Reproduce the records exactly.

> _LISTED ENTRIES_:

------------------------------------------------------------

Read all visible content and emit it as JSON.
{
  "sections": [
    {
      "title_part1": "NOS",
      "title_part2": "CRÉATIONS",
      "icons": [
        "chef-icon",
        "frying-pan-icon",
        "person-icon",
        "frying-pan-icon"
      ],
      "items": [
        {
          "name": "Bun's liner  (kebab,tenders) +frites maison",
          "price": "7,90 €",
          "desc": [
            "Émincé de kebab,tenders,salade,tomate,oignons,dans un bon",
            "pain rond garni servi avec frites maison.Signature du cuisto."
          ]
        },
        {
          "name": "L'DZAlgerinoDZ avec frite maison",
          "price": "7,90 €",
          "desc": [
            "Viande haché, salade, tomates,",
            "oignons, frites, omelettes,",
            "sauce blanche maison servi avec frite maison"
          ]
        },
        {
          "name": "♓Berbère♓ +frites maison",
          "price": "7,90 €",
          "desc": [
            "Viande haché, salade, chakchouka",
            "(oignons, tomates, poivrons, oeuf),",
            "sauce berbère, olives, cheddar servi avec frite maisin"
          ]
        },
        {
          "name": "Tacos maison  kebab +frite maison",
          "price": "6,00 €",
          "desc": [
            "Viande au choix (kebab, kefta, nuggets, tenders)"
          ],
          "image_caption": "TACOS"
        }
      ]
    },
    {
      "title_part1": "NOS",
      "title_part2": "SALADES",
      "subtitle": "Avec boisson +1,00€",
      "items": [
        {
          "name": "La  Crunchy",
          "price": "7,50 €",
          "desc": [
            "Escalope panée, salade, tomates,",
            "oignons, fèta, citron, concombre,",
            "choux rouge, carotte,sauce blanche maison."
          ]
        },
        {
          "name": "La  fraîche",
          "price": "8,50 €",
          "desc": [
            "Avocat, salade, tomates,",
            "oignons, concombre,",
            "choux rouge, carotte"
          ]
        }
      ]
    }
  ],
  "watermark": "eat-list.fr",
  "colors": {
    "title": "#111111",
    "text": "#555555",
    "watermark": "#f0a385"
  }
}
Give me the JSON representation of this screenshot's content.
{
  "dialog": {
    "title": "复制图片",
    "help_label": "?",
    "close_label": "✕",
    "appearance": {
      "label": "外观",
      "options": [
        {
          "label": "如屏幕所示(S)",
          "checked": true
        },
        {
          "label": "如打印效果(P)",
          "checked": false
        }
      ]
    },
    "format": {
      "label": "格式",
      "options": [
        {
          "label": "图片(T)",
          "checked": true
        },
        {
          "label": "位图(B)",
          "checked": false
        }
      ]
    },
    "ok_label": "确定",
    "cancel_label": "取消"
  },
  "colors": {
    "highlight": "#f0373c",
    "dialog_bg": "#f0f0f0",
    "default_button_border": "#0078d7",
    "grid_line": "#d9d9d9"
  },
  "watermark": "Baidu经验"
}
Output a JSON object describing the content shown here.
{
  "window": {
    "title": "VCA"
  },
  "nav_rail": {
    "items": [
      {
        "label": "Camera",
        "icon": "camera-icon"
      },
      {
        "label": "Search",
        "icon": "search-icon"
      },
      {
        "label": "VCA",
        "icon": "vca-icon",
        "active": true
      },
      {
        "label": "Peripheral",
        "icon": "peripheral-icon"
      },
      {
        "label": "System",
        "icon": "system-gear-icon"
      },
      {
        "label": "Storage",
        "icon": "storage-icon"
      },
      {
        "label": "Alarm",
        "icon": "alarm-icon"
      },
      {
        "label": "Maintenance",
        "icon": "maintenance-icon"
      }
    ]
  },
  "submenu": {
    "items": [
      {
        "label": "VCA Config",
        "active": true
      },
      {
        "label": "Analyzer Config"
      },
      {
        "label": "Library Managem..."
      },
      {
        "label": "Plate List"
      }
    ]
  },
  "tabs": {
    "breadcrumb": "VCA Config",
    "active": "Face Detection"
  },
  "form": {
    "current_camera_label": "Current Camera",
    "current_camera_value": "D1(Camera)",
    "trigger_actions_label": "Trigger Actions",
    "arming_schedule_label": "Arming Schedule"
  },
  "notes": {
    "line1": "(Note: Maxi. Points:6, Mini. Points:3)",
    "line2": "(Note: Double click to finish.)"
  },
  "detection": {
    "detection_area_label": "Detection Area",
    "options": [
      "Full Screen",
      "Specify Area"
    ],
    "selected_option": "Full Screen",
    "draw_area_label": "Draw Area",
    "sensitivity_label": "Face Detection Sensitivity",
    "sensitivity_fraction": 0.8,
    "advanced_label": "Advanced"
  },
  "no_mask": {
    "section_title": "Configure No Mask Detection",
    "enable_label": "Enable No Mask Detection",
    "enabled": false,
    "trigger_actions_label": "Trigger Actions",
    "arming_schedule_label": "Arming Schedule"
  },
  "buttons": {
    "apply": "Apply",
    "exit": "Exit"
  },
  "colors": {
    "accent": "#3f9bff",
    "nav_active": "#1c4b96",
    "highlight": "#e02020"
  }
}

------------------------------------------------------------

> _FULL ANSWER_:
Read all visible content and emit it as JSON.
{
  "sections": [
    {
      "title_part1": "NOS",
      "title_part2": "CRÉATIONS",
      "icons": [
        "chef-icon",
        "frying-pan-icon",
        "person-icon",
        "frying-pan-icon"
      ],
      "items": [
        {
          "name": "Bun's liner  (kebab,tenders) +frites maison",
          "price": "7,90 €",
          "desc": [
            "Émincé de kebab,tenders,salade,tomate,oignons,dans un bon",
            "pain rond garni servi avec frites maison.Signature du cuisto."
          ]
        },
        {
          "name": "L'DZAlgerinoDZ avec frite maison",
          "price": "7,90 €",
          "desc": [
            "Viande haché, salade, tomates,",
            "oignons, frites, omelettes,",
            "sauce blanche maison servi avec frite maison"
          ]
        },
        {
          "name": "♓Berbère♓ +frites maison",
          "price": "7,90 €",
          "desc": [
            "Viande haché, salade, chakchouka",
            "(oignons, tomates, poivrons, oeuf),",
            "sauce berbère, olives, cheddar servi avec frite maisin"
          ]
        },
        {
          "name": "Tacos maison  kebab +frite maison",
          "price": "6,00 €",
          "desc": [
            "Viande au choix (kebab, kefta, nuggets, tenders)"
          ],
          "image_caption": "TACOS"
        }
      ]
    },
    {
      "title_part1": "NOS",
      "title_part2": "SALADES",
      "subtitle": "Avec boisson +1,00€",
      "items": [
        {
          "name": "La  Crunchy",
          "price": "7,50 €",
          "desc": [
            "Escalope panée, salade, tomates,",
            "oignons, fèta, citron, concombre,",
            "choux rouge, carotte,sauce blanche maison."
          ]
        },
        {
          "name": "La  fraîche",
          "price": "8,50 €",
          "desc": [
            "Avocat, salade, tomates,",
            "oignons, concombre,",
            "choux rouge, carotte"
          ]
        }
      ]
    }
  ],
  "watermark": "eat-list.fr",
  "colors": {
    "title": "#111111",
    "text": "#555555",
    "watermark": "#f0a385"
  }
}
Give me the JSON representation of this screenshot's content.
{
  "dialog": {
    "title": "复制图片",
    "help_label": "?",
    "close_label": "✕",
    "appearance": {
      "label": "外观",
      "options": [
        {
          "label": "如屏幕所示(S)",
          "checked": true
        },
        {
          "label": "如打印效果(P)",
          "checked": false
        }
      ]
    },
    "format": {
      "label": "格式",
      "options": [
        {
          "label": "图片(T)",
          "checked": true
        },
        {
          "label": "位图(B)",
          "checked": false
        }
      ]
    },
    "ok_label": "确定",
    "cancel_label": "取消"
  },
  "colors": {
    "highlight": "#f0373c",
    "dialog_bg": "#f0f0f0",
    "default_button_border": "#0078d7",
    "grid_line": "#d9d9d9"
  },
  "watermark": "Baidu经验"
}
Output a JSON object describing the content shown here.
{
  "window": {
    "title": "VCA"
  },
  "nav_rail": {
    "items": [
      {
        "label": "Camera",
        "icon": "camera-icon"
      },
      {
        "label": "Search",
        "icon": "search-icon"
      },
      {
        "label": "VCA",
        "icon": "vca-icon",
        "active": true
      },
      {
        "label": "Peripheral",
        "icon": "peripheral-icon"
      },
      {
        "label": "System",
        "icon": "system-gear-icon"
      },
      {
        "label": "Storage",
        "icon": "storage-icon"
      },
      {
        "label": "Alarm",
        "icon": "alarm-icon"
      },
      {
        "label": "Maintenance",
        "icon": "maintenance-icon"
      }
    ]
  },
  "submenu": {
    "items": [
      {
        "label": "VCA Config",
        "active": true
      },
      {
        "label": "Analyzer Config"
      },
      {
        "label": "Library Managem..."
      },
      {
        "label": "Plate List"
      }
    ]
  },
  "tabs": {
    "breadcrumb": "VCA Config",
    "active": "Face Detection"
  },
  "form": {
    "current_camera_label": "Current Camera",
    "current_camera_value": "D1(Camera)",
    "trigger_actions_label": "Trigger Actions",
    "arming_schedule_label": "Arming Schedule"
  },
  "notes": {
    "line1": "(Note: Maxi. Points:6, Mini. Points:3)",
    "line2": "(Note: Double click to finish.)"
  },
  "detection": {
    "detection_area_label": "Detection Area",
    "options": [
      "Full Screen",
      "Specify Area"
    ],
    "selected_option": "Full Screen",
    "draw_area_label": "Draw Area",
    "sensitivity_label": "Face Detection Sensitivity",
    "sensitivity_fraction": 0.8,
    "advanced_label": "Advanced"
  },
  "no_mask": {
    "section_title": "Configure No Mask Detection",
    "enable_label": "Enable No Mask Detection",
    "enabled": false,
    "trigger_actions_label": "Trigger Actions",
    "arming_schedule_label": "Arming Schedule"
  },
  "buttons": {
    "apply": "Apply",
    "exit": "Exit"
  },
  "colors": {
    "accent": "#3f9bff",
    "nav_active": "#1c4b96",
    "highlight": "#e02020"
  }
}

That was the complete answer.